▶ _PROBLEM REQUIREMENTS_: Return each line holding the string "agendě".

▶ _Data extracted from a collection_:
☆ ☆ ☆ ☆ ☆

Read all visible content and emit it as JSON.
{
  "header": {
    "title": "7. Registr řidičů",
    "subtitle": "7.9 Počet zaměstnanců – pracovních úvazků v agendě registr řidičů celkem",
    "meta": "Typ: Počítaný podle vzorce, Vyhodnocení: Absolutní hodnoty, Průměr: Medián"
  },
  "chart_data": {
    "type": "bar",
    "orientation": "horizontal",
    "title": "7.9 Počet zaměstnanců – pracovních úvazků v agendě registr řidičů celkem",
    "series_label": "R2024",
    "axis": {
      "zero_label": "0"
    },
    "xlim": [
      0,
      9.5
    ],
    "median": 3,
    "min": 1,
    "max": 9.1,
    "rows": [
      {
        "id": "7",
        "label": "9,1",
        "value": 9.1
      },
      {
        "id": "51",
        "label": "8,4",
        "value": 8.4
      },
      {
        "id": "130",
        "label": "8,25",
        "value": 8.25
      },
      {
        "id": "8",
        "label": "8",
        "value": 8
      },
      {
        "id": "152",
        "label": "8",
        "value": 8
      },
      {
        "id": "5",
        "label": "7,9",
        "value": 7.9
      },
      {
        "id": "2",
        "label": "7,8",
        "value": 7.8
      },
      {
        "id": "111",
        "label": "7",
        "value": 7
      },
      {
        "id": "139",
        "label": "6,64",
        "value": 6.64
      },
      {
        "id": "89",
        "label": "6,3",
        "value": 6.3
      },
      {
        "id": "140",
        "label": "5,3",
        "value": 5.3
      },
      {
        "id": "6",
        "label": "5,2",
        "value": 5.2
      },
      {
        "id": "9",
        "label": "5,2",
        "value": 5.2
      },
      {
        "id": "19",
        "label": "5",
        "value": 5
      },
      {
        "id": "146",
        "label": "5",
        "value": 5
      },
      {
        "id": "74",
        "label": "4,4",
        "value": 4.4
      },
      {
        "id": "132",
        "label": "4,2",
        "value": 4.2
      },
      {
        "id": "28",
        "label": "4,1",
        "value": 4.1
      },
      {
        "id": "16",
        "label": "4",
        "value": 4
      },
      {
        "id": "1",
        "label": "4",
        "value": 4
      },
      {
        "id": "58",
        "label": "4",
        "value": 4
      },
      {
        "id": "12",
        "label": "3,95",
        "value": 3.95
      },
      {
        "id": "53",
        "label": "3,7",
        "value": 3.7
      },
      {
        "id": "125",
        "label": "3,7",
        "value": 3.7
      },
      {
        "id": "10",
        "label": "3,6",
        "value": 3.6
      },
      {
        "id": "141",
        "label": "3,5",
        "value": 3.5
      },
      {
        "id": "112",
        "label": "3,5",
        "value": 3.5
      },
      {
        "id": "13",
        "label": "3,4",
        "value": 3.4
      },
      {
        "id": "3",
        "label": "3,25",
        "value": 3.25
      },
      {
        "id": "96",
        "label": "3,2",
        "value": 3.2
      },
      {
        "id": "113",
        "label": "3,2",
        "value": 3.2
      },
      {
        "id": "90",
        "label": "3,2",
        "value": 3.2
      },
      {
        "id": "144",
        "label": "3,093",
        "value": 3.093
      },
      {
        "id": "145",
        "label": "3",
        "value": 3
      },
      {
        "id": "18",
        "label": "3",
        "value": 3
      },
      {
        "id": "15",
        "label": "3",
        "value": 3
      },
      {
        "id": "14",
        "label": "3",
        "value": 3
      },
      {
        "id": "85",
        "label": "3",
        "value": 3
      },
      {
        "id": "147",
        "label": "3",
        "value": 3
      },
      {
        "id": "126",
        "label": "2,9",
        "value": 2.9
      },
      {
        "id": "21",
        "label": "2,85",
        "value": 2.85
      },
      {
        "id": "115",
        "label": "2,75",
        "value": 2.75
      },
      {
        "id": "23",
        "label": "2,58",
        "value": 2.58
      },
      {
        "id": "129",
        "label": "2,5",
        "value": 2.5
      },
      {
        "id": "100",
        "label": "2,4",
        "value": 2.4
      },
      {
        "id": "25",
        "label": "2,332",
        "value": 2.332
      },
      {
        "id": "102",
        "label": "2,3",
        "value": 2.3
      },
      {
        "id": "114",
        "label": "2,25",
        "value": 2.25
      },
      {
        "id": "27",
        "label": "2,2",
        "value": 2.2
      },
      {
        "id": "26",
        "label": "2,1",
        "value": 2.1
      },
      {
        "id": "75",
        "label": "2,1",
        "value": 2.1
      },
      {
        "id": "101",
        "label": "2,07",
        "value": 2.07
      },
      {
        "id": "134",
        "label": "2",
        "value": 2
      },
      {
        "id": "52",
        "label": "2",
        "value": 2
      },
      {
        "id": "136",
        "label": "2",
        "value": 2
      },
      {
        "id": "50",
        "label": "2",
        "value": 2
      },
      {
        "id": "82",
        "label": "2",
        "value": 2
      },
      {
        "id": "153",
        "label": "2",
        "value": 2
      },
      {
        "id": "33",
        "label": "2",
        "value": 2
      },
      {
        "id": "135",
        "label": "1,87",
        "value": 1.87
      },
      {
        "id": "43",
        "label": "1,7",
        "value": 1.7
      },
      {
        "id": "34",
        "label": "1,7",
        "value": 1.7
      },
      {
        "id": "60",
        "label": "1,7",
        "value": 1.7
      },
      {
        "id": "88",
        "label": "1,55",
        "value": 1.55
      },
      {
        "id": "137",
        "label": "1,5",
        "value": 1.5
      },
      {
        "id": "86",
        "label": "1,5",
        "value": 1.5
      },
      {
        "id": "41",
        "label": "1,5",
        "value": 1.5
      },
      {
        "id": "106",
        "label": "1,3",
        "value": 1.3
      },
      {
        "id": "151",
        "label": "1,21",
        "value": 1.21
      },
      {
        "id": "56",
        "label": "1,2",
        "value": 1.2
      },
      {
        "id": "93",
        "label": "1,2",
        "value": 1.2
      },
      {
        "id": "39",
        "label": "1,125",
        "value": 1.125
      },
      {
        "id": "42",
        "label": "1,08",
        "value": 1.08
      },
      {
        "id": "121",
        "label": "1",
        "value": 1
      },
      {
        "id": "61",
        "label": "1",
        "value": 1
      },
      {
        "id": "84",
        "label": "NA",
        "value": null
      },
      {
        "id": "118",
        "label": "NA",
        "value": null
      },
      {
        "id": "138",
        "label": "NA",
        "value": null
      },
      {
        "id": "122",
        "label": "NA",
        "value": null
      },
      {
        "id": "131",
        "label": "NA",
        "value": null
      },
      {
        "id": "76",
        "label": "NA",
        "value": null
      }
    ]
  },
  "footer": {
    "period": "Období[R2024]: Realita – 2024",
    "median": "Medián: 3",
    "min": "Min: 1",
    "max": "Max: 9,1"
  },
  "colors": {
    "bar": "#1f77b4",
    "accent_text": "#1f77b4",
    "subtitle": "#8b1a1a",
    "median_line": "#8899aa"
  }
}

☆ ☆ ☆ ☆ ☆

▶ _WRITTEN RESPONSE_:
    "subtitle": "7.9 Počet zaměstnanců – pracovních úvazků v agendě registr řidičů celkem",
    "title": "7.9 Počet zaměstnanců – pracovních úvazků v agendě registr řidičů celkem",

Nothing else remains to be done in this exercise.